PROBLEM REQUIREMENTS →
Every line that holds the string "chant" is to be identified and copied.

DATA SUPPLIED →

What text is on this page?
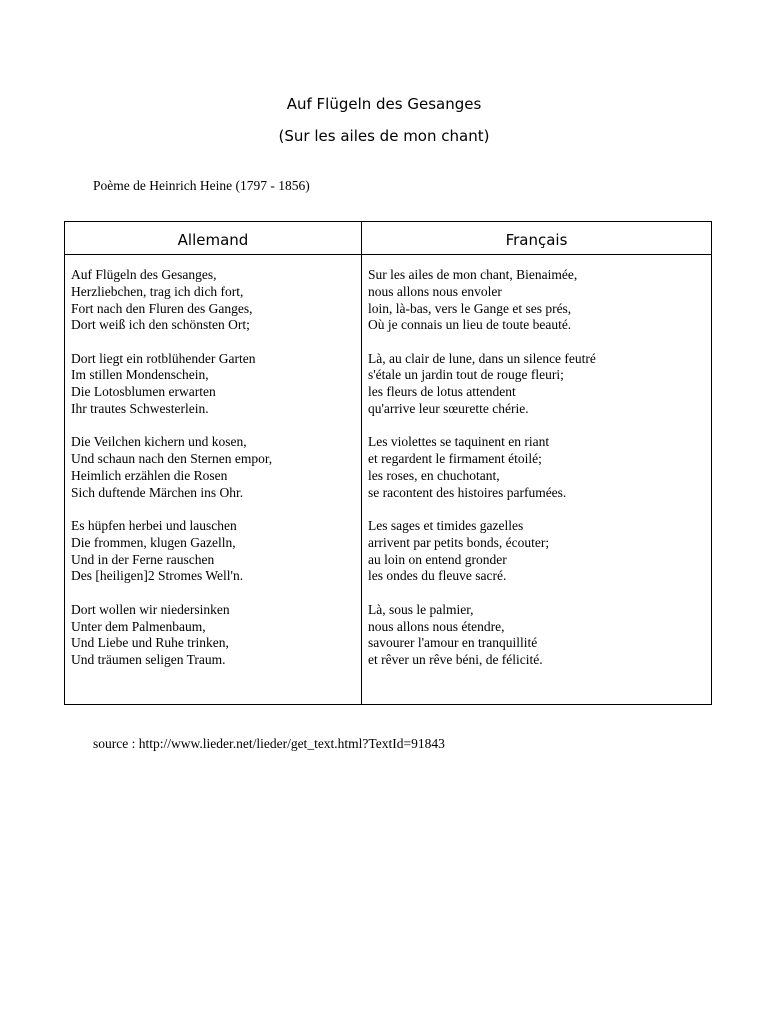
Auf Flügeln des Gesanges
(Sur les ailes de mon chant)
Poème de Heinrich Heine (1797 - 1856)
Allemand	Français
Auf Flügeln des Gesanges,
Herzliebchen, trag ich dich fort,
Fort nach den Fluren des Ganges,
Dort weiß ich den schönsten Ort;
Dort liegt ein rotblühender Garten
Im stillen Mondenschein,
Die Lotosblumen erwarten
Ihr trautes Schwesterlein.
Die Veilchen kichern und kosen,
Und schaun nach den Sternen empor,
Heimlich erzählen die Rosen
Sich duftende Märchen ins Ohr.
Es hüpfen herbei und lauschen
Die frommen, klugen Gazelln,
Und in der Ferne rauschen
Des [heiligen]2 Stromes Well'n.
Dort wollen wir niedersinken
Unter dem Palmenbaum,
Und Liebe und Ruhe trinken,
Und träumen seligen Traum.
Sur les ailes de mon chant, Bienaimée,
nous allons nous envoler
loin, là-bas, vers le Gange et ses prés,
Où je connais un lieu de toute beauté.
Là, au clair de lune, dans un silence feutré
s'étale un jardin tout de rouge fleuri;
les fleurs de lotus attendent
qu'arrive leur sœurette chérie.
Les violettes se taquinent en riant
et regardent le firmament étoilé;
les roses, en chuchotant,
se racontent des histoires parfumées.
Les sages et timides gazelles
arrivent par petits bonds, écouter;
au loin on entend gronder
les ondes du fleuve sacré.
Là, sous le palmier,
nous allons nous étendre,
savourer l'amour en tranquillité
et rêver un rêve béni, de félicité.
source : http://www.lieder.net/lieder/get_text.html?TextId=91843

--

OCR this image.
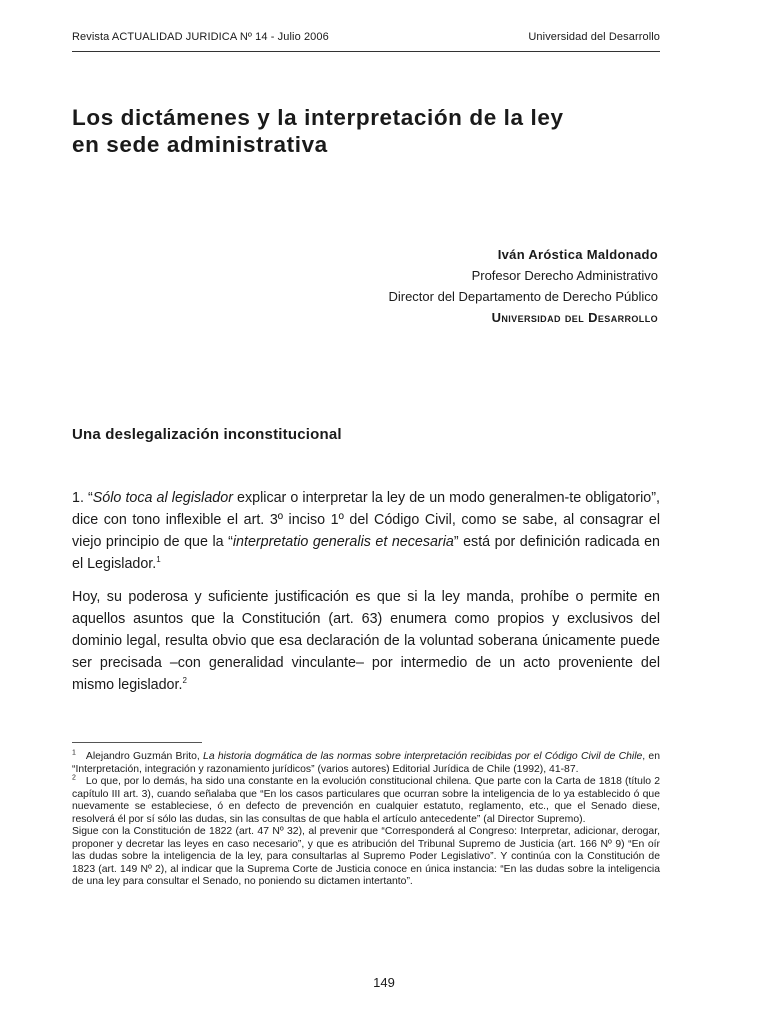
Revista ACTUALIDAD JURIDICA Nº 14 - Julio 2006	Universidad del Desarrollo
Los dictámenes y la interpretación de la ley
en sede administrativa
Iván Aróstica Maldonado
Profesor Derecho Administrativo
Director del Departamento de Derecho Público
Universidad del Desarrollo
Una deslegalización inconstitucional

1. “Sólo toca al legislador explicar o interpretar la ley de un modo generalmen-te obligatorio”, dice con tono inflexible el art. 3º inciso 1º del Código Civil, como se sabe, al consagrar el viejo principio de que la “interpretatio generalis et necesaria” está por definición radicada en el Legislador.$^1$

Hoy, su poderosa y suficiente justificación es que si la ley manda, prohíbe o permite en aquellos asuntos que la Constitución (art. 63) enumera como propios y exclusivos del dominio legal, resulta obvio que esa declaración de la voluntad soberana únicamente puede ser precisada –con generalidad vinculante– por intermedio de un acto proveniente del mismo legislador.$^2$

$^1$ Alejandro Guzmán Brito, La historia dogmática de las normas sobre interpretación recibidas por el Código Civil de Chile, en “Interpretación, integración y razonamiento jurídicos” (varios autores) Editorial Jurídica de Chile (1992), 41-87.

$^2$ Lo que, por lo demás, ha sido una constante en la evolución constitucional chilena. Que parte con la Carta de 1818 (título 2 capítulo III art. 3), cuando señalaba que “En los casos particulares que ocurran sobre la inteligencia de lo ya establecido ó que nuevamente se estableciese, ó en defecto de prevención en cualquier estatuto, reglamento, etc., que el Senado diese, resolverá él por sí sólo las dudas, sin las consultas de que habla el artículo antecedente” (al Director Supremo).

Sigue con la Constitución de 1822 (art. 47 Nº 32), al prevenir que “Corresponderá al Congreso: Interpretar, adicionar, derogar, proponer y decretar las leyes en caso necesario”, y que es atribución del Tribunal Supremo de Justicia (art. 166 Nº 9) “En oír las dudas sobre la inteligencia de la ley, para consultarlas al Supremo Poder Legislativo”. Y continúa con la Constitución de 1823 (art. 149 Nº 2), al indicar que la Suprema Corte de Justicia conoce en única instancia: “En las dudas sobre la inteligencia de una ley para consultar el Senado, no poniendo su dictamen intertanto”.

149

PROBLEM SOLUTION →
(Sur les ailes de mon chant)
Sur les ailes de mon chant, Bienaimée,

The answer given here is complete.